__Directive__
Pick out each line with the word "assets" from the material that follows.

[START Provided data]

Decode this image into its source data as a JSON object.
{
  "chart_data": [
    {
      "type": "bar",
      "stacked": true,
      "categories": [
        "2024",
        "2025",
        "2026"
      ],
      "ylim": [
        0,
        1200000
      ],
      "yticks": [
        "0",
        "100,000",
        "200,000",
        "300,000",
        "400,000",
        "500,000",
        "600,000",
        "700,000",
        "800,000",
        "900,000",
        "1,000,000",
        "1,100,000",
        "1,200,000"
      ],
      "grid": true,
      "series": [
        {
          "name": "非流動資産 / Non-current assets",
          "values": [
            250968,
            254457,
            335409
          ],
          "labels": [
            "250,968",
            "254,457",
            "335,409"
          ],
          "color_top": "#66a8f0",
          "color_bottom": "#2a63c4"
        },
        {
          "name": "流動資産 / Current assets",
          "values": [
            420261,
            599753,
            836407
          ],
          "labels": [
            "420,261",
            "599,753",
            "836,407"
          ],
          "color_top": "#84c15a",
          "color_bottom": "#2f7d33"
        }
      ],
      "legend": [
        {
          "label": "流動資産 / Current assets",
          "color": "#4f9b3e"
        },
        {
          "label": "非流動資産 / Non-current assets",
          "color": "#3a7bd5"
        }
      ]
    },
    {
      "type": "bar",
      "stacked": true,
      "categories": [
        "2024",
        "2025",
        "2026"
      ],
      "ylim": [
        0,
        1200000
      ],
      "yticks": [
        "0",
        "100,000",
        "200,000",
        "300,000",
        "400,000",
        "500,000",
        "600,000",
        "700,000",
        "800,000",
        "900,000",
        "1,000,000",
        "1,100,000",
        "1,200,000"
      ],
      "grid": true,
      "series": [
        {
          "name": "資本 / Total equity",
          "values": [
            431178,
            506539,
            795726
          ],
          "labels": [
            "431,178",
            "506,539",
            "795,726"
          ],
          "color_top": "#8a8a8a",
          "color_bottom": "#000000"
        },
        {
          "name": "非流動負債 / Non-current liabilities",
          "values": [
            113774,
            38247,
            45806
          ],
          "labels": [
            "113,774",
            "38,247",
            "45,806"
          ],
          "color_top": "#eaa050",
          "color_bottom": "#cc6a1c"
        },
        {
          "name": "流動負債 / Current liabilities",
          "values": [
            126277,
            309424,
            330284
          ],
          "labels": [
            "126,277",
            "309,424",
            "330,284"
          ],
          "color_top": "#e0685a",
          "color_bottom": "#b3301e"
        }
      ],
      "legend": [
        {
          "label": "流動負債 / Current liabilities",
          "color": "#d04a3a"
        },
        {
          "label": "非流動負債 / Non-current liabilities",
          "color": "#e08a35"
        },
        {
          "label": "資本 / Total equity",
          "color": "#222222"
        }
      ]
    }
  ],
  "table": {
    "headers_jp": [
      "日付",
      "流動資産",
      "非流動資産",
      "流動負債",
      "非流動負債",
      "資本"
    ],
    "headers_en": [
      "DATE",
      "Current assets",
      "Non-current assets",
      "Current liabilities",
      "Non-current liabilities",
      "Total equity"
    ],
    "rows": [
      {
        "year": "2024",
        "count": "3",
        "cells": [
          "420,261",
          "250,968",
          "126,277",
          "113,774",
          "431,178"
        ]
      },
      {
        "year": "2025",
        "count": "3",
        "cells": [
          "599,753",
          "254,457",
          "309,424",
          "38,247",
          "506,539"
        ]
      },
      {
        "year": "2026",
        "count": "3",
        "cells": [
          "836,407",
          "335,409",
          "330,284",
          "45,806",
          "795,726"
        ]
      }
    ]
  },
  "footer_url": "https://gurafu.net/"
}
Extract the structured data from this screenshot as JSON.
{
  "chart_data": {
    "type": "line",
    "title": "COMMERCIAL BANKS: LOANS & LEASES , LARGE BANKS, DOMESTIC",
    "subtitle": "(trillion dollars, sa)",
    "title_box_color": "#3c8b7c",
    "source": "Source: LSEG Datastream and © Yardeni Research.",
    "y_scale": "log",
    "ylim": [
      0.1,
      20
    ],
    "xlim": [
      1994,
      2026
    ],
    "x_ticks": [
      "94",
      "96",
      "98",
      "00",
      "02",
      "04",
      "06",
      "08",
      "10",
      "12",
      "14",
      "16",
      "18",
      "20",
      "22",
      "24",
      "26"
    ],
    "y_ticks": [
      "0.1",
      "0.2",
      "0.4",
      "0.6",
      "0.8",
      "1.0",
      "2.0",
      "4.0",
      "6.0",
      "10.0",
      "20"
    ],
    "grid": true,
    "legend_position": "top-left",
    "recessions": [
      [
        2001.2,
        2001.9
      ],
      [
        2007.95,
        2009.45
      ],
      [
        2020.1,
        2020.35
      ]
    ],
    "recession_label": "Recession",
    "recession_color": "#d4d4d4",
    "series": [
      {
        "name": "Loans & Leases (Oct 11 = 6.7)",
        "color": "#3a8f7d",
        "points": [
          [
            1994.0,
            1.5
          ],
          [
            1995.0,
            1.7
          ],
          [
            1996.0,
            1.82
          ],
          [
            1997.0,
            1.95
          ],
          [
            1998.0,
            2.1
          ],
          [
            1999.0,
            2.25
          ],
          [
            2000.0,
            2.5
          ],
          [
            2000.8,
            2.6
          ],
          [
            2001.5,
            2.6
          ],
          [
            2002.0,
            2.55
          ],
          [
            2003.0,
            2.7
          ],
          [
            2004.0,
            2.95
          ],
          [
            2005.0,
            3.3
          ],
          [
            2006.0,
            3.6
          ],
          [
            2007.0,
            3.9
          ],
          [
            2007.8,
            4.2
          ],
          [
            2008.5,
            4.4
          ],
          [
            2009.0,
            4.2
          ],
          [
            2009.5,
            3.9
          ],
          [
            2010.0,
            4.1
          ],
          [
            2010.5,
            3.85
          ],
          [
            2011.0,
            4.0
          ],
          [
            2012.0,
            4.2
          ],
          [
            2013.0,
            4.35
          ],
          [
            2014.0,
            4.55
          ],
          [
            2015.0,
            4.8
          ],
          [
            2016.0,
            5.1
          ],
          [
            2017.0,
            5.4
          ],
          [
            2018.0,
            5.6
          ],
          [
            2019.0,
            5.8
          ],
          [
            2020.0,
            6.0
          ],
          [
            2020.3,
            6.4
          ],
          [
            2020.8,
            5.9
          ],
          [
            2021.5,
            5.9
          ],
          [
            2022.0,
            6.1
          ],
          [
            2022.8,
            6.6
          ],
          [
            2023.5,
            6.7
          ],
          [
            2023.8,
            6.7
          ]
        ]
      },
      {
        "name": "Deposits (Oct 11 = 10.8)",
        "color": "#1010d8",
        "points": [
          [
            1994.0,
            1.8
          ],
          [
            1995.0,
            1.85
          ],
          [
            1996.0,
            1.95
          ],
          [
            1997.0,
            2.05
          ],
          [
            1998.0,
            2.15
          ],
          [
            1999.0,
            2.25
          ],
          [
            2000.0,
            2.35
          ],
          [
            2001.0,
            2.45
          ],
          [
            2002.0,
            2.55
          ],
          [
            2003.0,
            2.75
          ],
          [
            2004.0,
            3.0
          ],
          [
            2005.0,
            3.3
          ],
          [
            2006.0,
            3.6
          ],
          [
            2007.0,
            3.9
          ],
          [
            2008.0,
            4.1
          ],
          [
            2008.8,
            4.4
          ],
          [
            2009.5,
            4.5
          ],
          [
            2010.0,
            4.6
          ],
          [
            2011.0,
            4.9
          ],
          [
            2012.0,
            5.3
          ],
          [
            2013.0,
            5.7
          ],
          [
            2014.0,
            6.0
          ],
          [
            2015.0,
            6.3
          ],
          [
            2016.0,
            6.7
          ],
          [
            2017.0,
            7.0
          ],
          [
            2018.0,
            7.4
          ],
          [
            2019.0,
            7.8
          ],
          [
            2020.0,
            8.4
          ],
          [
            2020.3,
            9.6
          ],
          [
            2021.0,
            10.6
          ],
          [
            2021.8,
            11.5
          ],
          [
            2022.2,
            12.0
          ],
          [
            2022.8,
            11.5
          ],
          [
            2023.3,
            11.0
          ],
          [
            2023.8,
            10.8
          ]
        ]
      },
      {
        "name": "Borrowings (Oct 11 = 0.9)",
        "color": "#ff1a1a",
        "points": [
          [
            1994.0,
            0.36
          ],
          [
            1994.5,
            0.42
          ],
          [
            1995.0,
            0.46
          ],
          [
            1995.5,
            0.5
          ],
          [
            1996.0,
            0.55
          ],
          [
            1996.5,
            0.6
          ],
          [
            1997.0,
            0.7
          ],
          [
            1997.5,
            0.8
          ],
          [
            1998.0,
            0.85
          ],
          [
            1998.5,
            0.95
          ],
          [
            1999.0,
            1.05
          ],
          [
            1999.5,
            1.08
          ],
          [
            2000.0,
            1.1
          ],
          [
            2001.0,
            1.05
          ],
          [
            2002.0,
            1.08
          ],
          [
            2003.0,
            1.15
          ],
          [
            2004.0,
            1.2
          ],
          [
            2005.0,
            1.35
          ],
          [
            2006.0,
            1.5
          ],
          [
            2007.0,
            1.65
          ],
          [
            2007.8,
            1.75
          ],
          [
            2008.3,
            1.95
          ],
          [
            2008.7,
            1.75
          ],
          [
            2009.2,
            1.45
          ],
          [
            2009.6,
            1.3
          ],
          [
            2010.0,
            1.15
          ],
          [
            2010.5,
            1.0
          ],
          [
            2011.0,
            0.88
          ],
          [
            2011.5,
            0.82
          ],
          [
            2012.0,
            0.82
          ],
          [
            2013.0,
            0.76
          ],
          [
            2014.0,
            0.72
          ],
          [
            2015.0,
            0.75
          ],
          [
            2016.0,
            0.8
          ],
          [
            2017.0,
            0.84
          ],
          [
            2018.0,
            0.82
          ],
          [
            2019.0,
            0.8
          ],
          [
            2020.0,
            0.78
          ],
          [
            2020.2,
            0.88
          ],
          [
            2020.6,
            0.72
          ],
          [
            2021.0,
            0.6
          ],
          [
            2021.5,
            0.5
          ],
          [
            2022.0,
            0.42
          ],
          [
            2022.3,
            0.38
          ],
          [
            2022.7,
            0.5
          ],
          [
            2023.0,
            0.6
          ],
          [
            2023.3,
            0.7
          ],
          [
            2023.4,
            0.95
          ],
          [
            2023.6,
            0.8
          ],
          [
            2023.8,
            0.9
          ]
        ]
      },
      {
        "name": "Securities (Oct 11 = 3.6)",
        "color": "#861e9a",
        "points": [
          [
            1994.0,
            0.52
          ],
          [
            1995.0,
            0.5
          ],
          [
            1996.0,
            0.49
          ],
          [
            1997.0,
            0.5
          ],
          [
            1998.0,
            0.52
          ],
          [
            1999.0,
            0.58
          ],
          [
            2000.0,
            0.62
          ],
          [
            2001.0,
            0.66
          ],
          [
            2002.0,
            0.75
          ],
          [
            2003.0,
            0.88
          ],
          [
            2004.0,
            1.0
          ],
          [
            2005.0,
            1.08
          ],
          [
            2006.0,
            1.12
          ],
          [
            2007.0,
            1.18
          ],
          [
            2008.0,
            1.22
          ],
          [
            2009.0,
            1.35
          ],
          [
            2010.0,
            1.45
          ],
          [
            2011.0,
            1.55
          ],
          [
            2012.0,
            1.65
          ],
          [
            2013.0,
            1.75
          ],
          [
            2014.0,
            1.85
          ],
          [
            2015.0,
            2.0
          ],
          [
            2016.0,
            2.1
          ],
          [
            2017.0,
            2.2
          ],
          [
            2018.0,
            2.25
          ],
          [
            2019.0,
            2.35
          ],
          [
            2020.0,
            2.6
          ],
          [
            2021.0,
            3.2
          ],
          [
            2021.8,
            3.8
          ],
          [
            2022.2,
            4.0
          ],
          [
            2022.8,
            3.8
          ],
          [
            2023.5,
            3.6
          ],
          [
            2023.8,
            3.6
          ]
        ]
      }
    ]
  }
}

[END Provided data]

__Output of the task__
          "name": "非流動資産 / Non-current assets",
          "name": "流動資産 / Current assets",
          "label": "流動資産 / Current assets",
          "label": "非流動資産 / Non-current assets",
      "Current assets",
      "Non-current assets",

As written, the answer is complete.